====== Material for this task
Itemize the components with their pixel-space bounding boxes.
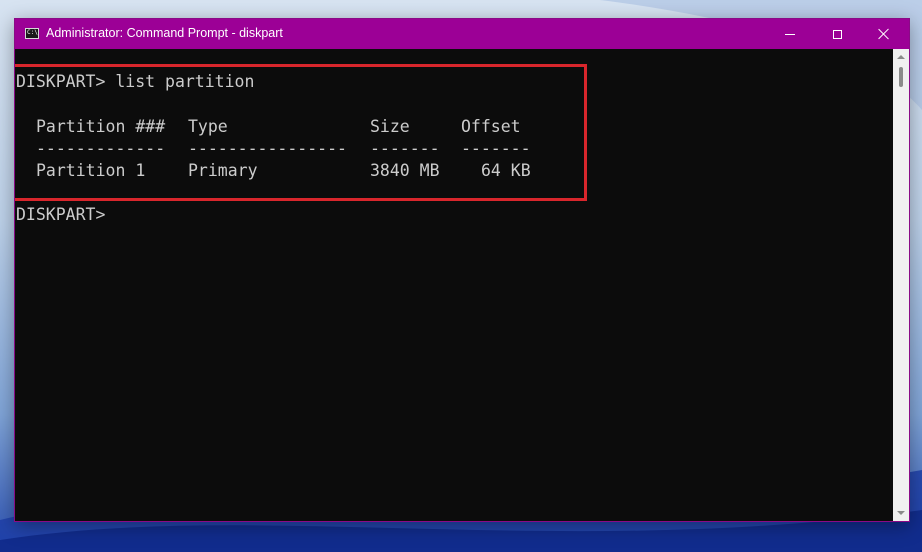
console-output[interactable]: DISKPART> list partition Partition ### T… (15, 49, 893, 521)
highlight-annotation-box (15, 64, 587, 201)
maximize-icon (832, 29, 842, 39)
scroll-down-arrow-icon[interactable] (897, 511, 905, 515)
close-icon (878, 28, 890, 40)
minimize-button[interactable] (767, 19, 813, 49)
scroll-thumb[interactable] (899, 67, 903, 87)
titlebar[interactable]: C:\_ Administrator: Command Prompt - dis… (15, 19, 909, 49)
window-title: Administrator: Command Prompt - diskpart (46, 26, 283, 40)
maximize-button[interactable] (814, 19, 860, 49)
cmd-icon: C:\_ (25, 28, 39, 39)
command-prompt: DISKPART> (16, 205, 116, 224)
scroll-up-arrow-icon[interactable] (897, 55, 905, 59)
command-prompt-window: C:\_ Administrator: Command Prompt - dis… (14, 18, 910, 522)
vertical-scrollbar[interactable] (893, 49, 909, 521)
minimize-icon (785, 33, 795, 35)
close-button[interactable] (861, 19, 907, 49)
============
====== Material for this task
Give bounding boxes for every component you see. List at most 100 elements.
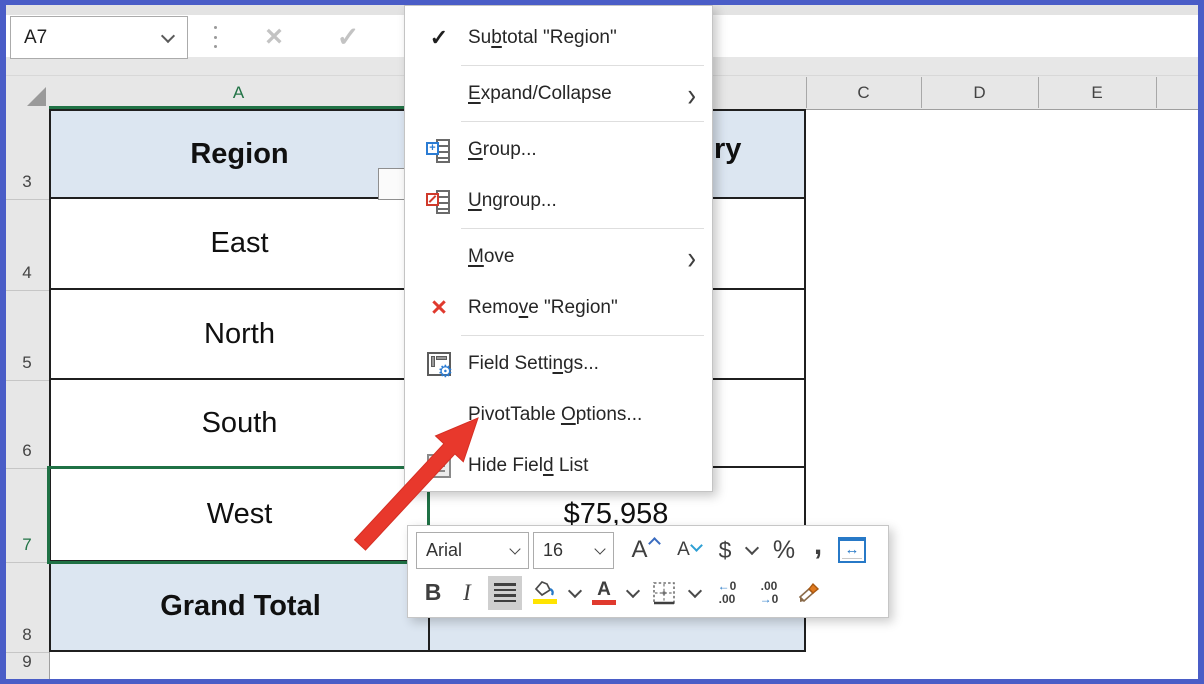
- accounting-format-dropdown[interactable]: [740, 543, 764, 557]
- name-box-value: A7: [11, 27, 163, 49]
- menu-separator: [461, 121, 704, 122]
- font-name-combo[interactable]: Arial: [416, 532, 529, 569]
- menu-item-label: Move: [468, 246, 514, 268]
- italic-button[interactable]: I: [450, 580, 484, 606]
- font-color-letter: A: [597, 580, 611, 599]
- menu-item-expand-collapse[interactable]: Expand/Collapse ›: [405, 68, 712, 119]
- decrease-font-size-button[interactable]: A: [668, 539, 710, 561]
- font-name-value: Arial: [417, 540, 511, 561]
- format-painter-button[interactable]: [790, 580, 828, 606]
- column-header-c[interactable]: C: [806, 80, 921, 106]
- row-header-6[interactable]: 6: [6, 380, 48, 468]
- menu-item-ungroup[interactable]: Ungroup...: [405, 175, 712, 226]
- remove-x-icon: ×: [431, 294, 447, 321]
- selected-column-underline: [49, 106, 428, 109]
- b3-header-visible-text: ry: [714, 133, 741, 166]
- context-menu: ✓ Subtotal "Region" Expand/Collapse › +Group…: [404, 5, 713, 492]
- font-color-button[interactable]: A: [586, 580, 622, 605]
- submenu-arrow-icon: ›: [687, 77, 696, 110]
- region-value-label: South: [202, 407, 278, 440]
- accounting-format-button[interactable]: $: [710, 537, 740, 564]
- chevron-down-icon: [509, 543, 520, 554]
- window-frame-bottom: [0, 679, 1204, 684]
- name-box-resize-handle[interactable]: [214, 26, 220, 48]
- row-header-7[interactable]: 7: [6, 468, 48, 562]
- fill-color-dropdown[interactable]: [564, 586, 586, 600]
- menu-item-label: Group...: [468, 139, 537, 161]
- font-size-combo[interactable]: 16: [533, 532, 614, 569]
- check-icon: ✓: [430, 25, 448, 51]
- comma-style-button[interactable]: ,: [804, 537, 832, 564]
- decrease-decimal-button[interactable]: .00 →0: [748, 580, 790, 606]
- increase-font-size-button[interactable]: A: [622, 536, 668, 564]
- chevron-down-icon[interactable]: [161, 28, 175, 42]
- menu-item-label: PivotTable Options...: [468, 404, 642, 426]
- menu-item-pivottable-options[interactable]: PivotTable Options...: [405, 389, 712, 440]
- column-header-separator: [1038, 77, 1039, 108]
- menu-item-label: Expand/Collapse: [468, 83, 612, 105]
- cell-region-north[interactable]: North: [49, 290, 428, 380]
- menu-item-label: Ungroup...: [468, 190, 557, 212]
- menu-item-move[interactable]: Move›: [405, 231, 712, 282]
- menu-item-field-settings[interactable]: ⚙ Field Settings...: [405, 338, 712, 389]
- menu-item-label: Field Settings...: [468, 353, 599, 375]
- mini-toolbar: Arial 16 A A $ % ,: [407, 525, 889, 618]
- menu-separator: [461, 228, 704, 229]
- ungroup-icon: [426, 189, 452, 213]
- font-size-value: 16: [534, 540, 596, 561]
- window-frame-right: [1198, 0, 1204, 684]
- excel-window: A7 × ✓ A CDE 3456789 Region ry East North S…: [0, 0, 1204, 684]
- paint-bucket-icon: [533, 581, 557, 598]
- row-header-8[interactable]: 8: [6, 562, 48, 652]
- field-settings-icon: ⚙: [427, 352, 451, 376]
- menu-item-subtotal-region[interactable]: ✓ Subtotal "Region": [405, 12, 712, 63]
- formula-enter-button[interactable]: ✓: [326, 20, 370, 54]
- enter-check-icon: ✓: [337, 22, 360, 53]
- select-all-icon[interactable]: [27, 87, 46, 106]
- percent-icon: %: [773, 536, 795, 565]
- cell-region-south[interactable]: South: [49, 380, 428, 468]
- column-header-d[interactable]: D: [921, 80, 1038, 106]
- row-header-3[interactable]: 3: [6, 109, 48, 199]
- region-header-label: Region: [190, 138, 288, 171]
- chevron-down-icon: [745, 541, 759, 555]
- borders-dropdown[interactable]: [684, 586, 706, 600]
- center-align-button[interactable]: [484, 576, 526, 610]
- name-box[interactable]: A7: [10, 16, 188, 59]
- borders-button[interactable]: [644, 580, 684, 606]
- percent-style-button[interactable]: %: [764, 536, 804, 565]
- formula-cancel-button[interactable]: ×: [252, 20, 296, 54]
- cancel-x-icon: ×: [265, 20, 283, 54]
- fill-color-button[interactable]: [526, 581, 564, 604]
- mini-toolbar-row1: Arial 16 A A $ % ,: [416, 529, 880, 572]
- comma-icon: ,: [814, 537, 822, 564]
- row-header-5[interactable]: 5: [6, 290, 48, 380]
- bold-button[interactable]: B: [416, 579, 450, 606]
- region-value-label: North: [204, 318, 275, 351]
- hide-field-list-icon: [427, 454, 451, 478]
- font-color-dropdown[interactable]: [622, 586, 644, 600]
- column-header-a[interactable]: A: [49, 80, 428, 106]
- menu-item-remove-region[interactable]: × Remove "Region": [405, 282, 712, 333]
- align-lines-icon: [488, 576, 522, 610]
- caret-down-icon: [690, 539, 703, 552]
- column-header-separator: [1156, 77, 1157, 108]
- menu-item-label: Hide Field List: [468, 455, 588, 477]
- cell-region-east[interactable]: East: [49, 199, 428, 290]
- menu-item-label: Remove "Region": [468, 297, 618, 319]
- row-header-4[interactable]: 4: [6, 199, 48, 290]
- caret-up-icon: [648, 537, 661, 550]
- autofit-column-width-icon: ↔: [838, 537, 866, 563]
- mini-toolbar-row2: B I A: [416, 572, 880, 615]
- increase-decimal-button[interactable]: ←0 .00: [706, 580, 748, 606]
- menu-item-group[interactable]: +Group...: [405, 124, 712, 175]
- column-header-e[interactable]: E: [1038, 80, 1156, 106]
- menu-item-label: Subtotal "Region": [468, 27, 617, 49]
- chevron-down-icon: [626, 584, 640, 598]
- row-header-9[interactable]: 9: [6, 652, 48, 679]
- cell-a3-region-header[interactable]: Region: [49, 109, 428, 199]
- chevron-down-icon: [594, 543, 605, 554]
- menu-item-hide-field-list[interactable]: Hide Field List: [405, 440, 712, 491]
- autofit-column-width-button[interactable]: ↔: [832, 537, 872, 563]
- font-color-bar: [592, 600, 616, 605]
============
====== Material for this task
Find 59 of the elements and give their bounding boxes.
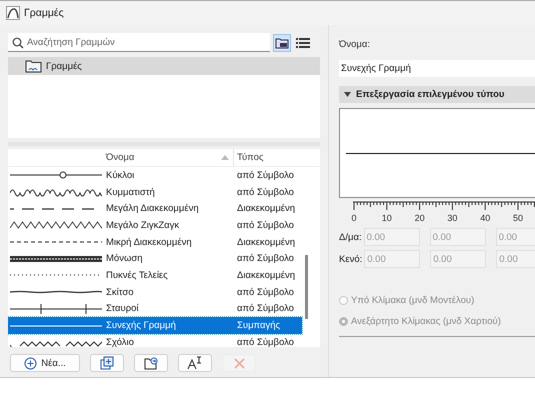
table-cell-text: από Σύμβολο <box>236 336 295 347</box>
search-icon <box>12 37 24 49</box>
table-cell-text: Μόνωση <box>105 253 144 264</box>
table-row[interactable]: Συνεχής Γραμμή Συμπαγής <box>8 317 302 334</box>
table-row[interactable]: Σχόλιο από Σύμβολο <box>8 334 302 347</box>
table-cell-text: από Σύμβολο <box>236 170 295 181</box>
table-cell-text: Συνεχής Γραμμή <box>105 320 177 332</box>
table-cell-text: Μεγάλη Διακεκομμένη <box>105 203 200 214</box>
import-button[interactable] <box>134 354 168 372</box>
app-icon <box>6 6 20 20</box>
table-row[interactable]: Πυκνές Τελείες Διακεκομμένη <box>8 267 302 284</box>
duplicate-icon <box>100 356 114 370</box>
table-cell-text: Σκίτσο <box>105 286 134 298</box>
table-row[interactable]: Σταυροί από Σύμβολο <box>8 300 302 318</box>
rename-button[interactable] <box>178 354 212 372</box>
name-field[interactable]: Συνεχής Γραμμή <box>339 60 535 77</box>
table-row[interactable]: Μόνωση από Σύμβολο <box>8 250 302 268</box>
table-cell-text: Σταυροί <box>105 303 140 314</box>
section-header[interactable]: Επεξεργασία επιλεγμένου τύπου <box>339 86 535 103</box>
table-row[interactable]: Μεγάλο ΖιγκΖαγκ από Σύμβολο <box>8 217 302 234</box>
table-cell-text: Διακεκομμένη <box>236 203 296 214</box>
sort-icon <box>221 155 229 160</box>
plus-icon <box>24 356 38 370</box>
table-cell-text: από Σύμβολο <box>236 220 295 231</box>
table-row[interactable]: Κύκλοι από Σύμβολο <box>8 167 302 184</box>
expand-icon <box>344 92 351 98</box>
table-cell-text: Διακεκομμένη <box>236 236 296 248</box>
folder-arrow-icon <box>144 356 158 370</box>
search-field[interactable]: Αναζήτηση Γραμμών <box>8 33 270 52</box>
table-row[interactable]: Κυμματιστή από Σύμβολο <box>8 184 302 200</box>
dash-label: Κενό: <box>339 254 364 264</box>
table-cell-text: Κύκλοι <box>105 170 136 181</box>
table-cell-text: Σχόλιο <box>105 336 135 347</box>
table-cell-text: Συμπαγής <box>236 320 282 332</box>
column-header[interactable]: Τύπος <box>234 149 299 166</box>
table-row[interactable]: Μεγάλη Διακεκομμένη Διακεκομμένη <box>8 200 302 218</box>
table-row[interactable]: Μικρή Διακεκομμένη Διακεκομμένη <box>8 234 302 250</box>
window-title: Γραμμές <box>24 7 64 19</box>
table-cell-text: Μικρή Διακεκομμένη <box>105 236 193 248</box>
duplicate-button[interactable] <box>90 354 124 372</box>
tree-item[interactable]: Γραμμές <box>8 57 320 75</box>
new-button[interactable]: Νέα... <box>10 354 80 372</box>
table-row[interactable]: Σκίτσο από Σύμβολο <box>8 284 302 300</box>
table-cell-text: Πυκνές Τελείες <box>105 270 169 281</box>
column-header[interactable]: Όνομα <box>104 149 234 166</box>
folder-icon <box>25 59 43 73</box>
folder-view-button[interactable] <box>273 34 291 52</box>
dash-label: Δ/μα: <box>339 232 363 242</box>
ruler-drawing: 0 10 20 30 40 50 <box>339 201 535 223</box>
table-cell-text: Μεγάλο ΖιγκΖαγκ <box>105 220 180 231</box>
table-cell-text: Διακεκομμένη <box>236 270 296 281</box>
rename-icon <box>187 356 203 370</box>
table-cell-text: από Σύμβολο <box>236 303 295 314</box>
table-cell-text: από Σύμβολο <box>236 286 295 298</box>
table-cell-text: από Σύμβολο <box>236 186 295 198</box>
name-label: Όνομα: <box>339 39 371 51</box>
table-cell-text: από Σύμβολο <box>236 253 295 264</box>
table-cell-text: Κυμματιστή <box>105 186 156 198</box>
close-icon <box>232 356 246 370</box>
============
● What the exercise asks
Return every line of the listing from the one containing "Itemize the components" down to the one containing "close-button[interactable] (861, 19, 907, 49)", both included, copied character for character. Leave the picture out of your answer.

● Completed task
Itemize the components with their pixel-space bounding boxes.
console-output[interactable]: DISKPART> list partition Partition ### T… (15, 49, 893, 521)
highlight-annotation-box (15, 64, 587, 201)
maximize-icon (832, 29, 842, 39)
scroll-down-arrow-icon[interactable] (897, 511, 905, 515)
close-icon (878, 28, 890, 40)
minimize-button[interactable] (767, 19, 813, 49)
scroll-thumb[interactable] (899, 67, 903, 87)
titlebar[interactable]: C:\_ Administrator: Command Prompt - dis… (15, 19, 909, 49)
window-title: Administrator: Command Prompt - diskpart (46, 26, 283, 40)
maximize-button[interactable] (814, 19, 860, 49)
cmd-icon: C:\_ (25, 28, 39, 39)
command-prompt: DISKPART> (16, 205, 116, 224)
scroll-up-arrow-icon[interactable] (897, 55, 905, 59)
command-prompt-window: C:\_ Administrator: Command Prompt - dis… (14, 18, 910, 522)
vertical-scrollbar[interactable] (893, 49, 909, 521)
minimize-icon (785, 33, 795, 35)
close-button[interactable] (861, 19, 907, 49)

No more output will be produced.